- **CHALLENGE**: Return all of the lines below exactly as they are.
################
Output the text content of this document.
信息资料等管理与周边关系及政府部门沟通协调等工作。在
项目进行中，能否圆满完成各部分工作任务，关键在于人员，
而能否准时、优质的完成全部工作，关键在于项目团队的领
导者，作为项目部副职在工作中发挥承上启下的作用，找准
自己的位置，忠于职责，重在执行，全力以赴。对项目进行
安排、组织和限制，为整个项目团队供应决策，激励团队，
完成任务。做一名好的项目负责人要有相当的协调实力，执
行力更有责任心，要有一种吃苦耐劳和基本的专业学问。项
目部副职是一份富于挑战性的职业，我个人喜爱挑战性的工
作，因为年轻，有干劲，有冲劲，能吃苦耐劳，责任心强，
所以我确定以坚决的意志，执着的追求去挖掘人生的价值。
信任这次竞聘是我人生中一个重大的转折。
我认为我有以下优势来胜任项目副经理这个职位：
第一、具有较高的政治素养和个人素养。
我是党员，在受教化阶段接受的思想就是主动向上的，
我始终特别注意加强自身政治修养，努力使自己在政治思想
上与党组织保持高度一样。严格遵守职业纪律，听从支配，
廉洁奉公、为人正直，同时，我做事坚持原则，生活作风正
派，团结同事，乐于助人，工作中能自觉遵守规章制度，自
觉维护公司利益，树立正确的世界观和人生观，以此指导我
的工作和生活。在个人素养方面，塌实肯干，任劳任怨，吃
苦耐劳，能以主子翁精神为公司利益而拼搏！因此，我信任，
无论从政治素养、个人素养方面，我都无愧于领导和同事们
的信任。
################
- **RESPONSE FOR THIS EXERCISE**:
Output the text content of this document.
信息资料等管理与周边关系及政府部门沟通协调等工作。在
项目进行中，能否圆满完成各部分工作任务，关键在于人员，
而能否准时、优质的完成全部工作，关键在于项目团队的领
导者，作为项目部副职在工作中发挥承上启下的作用，找准
自己的位置，忠于职责，重在执行，全力以赴。对项目进行
安排、组织和限制，为整个项目团队供应决策，激励团队，
完成任务。做一名好的项目负责人要有相当的协调实力，执
行力更有责任心，要有一种吃苦耐劳和基本的专业学问。项
目部副职是一份富于挑战性的职业，我个人喜爱挑战性的工
作，因为年轻，有干劲，有冲劲，能吃苦耐劳，责任心强，
所以我确定以坚决的意志，执着的追求去挖掘人生的价值。
信任这次竞聘是我人生中一个重大的转折。
我认为我有以下优势来胜任项目副经理这个职位：
第一、具有较高的政治素养和个人素养。
我是党员，在受教化阶段接受的思想就是主动向上的，
我始终特别注意加强自身政治修养，努力使自己在政治思想
上与党组织保持高度一样。严格遵守职业纪律，听从支配，
廉洁奉公、为人正直，同时，我做事坚持原则，生活作风正
派，团结同事，乐于助人，工作中能自觉遵守规章制度，自
觉维护公司利益，树立正确的世界观和人生观，以此指导我
的工作和生活。在个人素养方面，塌实肯干，任劳任怨，吃
苦耐劳，能以主子翁精神为公司利益而拼搏！因此，我信任，
无论从政治素养、个人素养方面，我都无愧于领导和同事们
的信任。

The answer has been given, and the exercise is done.